[Begin]

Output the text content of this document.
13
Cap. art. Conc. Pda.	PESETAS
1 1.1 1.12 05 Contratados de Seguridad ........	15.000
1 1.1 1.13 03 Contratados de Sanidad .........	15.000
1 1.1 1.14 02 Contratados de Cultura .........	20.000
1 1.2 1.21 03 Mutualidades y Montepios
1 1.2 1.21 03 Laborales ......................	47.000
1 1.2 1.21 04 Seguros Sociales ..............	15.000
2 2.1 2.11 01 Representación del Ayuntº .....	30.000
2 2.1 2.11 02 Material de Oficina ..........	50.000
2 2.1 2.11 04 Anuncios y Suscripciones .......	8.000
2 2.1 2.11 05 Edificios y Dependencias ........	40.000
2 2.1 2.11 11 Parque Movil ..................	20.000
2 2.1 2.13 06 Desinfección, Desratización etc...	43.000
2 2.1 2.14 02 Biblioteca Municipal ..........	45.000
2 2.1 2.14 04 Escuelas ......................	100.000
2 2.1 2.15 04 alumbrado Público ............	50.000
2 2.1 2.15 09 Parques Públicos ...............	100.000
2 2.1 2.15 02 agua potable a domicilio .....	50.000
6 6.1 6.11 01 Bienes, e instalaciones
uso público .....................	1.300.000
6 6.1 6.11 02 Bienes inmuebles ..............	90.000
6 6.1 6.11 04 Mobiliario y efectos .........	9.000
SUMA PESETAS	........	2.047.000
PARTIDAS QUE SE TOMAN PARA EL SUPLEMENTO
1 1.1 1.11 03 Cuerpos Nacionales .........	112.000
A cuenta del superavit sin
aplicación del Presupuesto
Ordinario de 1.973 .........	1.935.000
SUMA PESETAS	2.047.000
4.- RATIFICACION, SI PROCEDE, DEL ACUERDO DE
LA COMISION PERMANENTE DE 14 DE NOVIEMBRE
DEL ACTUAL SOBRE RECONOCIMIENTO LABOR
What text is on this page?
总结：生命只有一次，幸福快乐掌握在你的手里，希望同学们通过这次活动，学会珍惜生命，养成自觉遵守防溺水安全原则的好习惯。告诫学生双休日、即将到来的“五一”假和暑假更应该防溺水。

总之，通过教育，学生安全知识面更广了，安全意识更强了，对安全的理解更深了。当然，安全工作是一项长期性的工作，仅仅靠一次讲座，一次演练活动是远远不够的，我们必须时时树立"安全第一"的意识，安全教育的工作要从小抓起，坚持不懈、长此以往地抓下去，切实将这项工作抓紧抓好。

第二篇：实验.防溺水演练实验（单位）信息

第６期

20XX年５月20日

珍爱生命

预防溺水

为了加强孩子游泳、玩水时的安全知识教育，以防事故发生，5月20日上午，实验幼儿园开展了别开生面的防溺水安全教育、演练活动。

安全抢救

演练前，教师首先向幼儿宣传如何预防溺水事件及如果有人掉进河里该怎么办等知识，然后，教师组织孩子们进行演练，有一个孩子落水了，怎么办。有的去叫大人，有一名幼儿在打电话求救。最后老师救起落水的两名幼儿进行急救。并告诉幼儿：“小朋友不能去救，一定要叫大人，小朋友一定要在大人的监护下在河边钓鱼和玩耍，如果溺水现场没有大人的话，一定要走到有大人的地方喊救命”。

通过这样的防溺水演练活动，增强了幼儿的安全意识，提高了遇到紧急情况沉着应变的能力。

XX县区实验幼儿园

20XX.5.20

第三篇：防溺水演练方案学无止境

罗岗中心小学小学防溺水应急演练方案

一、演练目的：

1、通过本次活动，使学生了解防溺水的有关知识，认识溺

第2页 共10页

[End]

_Given task_:
Your task is to output exactly the lines running from the one with "What text is on this page?" through the final line of the material above, with both ends included.

_Answer to this problem_:
What text is on this page?
总结：生命只有一次，幸福快乐掌握在你的手里，希望同学们通过这次活动，学会珍惜生命，养成自觉遵守防溺水安全原则的好习惯。告诫学生双休日、即将到来的“五一”假和暑假更应该防溺水。

总之，通过教育，学生安全知识面更广了，安全意识更强了，对安全的理解更深了。当然，安全工作是一项长期性的工作，仅仅靠一次讲座，一次演练活动是远远不够的，我们必须时时树立"安全第一"的意识，安全教育的工作要从小抓起，坚持不懈、长此以往地抓下去，切实将这项工作抓紧抓好。

第二篇：实验.防溺水演练实验（单位）信息

第６期

20XX年５月20日

珍爱生命

预防溺水

为了加强孩子游泳、玩水时的安全知识教育，以防事故发生，5月20日上午，实验幼儿园开展了别开生面的防溺水安全教育、演练活动。

安全抢救

演练前，教师首先向幼儿宣传如何预防溺水事件及如果有人掉进河里该怎么办等知识，然后，教师组织孩子们进行演练，有一个孩子落水了，怎么办。有的去叫大人，有一名幼儿在打电话求救。最后老师救起落水的两名幼儿进行急救。并告诉幼儿：“小朋友不能去救，一定要叫大人，小朋友一定要在大人的监护下在河边钓鱼和玩耍，如果溺水现场没有大人的话，一定要走到有大人的地方喊救命”。

通过这样的防溺水演练活动，增强了幼儿的安全意识，提高了遇到紧急情况沉着应变的能力。

XX县区实验幼儿园

20XX.5.20

第三篇：防溺水演练方案学无止境

罗岗中心小学小学防溺水应急演练方案

一、演练目的：

1、通过本次活动，使学生了解防溺水的有关知识，认识溺

第2页 共10页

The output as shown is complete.